▶ _TO DO_: What is the number of lines containing the word "WISH"? Please answer with that number and nothing more.

[Begin DATA LISTING]

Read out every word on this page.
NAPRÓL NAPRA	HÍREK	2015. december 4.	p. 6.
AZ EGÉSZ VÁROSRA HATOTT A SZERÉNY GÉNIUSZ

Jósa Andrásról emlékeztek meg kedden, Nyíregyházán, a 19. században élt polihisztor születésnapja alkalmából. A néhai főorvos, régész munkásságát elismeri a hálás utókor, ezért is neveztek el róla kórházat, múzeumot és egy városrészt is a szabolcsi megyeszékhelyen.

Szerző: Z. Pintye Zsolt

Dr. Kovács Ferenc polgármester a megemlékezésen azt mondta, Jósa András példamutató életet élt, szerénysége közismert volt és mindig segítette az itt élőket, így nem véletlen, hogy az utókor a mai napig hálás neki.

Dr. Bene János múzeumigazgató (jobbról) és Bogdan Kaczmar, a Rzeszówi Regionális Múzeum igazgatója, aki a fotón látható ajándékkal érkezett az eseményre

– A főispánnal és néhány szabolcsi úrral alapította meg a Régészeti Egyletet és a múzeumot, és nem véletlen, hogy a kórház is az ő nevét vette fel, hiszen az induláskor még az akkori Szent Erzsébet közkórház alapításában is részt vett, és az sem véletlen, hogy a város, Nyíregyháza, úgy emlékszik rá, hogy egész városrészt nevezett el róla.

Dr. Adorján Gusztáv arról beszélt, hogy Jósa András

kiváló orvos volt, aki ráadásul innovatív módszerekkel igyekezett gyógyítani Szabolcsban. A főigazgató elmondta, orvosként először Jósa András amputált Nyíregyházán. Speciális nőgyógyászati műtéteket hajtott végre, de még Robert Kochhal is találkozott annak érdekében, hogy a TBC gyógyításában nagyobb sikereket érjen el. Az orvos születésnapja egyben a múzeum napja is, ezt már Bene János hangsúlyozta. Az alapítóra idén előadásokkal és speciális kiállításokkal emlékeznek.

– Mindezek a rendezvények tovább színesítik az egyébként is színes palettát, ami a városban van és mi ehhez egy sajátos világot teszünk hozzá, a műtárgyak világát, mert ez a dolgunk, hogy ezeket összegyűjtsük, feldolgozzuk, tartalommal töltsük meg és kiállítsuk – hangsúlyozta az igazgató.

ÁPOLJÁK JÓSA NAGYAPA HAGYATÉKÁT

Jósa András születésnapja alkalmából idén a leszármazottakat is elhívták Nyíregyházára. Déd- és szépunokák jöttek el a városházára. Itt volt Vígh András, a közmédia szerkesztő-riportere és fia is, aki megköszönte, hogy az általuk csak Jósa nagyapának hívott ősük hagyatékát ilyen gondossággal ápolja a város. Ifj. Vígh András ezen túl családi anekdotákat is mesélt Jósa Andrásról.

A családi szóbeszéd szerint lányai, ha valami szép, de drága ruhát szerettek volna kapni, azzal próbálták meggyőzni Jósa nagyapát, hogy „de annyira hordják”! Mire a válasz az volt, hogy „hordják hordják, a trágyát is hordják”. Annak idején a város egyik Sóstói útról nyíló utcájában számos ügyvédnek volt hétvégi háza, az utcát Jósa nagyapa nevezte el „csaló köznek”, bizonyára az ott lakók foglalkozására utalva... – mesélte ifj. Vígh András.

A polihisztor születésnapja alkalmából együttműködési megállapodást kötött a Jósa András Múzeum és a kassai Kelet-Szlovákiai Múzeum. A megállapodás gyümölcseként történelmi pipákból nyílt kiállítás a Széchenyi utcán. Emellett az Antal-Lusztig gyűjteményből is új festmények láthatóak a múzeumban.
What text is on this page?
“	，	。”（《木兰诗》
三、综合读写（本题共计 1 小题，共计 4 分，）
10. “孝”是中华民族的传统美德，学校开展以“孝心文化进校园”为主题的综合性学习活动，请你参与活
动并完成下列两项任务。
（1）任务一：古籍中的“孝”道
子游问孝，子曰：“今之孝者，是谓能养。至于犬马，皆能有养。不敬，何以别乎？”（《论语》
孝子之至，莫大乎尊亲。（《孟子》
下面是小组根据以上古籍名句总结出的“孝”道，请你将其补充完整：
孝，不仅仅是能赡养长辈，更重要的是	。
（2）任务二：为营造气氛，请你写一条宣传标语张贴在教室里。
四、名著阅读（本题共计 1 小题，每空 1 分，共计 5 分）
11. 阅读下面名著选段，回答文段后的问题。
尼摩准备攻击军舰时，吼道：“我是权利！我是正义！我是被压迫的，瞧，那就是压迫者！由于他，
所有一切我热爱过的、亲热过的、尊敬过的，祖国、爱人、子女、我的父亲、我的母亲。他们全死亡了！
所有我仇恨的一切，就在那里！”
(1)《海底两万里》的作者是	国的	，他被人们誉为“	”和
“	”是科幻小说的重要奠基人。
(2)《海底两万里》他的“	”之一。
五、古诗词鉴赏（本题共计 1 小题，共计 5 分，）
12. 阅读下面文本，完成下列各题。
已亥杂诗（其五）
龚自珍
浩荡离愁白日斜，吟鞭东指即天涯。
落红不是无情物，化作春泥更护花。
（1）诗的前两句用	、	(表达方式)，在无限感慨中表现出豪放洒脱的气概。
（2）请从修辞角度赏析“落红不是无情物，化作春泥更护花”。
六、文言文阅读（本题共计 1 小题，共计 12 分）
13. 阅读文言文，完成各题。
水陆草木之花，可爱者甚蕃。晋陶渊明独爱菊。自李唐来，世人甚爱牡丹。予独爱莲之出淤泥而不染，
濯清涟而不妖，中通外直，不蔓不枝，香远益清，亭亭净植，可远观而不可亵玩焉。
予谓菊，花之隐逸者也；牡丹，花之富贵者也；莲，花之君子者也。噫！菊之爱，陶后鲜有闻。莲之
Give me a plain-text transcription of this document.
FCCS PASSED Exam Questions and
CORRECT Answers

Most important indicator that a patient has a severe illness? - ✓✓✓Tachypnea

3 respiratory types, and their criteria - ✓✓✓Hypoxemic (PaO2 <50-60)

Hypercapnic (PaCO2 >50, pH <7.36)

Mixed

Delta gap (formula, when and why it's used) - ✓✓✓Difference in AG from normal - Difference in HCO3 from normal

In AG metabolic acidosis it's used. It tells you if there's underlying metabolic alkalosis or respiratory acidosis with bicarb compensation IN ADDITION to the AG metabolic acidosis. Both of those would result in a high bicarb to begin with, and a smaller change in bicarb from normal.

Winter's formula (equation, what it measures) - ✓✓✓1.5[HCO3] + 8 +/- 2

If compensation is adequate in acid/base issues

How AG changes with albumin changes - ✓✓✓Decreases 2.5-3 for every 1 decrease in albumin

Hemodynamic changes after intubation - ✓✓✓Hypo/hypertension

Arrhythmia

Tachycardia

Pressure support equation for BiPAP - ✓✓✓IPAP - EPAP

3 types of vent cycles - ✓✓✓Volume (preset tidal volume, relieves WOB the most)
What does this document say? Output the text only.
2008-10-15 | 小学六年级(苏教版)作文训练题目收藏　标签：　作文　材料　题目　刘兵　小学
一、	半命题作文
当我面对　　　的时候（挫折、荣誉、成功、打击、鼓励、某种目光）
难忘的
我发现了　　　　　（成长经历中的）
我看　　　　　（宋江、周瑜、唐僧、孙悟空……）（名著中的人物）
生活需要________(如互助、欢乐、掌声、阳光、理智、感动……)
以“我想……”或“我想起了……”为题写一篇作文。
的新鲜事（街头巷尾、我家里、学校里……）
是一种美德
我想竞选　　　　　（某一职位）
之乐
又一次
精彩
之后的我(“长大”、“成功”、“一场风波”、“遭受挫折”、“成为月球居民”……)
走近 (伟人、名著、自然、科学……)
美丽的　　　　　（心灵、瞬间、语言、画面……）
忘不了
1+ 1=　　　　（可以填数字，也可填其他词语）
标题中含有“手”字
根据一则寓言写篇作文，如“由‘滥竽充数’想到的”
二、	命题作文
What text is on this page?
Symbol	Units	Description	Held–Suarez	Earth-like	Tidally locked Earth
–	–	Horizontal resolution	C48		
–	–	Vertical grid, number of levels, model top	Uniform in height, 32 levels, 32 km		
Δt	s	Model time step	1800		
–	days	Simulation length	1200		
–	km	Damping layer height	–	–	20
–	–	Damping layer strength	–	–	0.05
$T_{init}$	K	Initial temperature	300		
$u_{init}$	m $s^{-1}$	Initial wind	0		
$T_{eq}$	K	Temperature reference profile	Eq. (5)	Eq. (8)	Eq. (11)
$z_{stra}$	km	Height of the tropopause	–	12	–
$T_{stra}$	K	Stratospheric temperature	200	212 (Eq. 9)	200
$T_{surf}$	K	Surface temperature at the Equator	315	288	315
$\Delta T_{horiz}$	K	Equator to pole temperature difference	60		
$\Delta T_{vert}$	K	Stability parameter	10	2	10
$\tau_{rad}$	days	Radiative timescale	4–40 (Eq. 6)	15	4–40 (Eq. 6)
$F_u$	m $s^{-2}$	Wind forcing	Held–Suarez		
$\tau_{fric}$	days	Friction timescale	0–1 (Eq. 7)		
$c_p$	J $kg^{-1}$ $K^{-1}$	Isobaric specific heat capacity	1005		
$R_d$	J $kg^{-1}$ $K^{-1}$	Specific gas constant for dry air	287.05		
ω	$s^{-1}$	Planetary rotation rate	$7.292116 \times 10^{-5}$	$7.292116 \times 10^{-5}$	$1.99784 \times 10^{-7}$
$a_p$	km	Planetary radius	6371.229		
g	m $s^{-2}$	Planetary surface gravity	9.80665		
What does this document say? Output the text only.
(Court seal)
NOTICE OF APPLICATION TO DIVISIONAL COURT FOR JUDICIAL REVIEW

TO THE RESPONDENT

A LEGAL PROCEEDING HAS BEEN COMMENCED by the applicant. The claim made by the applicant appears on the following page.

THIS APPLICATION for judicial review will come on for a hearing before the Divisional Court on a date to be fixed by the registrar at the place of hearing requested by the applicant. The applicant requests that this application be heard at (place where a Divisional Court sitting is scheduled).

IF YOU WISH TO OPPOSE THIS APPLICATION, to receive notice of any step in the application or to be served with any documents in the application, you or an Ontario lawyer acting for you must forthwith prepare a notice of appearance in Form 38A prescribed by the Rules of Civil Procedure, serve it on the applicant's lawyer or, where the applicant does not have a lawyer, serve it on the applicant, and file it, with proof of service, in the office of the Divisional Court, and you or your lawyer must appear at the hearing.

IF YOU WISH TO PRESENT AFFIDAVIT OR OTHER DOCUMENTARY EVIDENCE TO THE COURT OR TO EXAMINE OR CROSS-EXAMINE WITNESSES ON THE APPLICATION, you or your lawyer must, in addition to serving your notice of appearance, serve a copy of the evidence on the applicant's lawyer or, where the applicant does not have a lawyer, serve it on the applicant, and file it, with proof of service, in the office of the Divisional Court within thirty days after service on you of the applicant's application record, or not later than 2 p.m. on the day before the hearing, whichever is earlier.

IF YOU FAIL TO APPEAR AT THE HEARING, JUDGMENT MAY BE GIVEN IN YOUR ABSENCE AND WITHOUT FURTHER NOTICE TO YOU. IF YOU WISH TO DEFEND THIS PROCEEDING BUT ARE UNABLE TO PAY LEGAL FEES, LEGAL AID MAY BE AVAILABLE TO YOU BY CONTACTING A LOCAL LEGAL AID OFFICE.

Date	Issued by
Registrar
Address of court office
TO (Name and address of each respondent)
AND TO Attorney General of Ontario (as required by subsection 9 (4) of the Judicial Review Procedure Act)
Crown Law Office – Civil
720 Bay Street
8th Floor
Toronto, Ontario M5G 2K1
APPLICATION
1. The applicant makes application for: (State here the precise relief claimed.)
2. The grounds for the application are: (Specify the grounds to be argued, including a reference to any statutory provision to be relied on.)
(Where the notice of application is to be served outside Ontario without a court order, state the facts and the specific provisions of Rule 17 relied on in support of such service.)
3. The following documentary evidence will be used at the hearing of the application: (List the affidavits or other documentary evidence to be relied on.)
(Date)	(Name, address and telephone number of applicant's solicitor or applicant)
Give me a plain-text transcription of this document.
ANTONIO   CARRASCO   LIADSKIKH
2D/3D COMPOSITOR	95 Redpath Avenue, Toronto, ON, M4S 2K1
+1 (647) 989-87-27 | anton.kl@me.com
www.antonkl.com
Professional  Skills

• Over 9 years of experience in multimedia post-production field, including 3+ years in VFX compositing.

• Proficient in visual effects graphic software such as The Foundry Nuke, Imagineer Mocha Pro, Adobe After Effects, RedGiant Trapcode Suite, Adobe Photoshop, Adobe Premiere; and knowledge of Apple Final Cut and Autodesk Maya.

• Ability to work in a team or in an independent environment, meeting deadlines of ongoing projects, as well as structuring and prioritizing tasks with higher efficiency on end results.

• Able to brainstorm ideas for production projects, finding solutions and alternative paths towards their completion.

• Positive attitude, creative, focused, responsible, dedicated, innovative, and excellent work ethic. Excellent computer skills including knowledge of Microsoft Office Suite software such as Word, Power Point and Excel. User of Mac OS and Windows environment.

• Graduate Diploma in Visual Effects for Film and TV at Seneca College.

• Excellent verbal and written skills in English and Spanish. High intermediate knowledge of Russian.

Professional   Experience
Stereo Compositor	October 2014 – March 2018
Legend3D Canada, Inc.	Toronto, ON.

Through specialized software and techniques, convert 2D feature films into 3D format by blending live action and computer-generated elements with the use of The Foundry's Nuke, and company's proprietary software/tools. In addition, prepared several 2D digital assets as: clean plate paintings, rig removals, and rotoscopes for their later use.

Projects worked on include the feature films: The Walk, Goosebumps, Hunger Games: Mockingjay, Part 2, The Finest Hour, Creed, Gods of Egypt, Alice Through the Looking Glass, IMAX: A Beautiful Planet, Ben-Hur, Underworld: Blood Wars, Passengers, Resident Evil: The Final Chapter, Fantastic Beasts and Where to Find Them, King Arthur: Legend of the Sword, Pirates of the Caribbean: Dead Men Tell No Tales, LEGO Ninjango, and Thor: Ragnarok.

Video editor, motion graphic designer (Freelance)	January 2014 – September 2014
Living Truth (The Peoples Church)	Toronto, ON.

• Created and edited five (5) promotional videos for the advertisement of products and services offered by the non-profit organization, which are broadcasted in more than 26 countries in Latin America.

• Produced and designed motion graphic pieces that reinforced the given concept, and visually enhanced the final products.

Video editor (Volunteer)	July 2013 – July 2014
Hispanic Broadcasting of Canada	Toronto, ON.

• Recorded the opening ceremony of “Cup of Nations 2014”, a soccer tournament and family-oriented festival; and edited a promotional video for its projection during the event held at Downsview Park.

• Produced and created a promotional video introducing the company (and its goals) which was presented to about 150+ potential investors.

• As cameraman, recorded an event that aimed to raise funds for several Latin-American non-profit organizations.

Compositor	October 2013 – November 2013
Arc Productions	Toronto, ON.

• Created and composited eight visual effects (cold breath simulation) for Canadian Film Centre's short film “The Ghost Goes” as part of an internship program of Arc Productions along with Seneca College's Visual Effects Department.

[End DATA LISTING]

▶ _FULL OUTPUT_: 3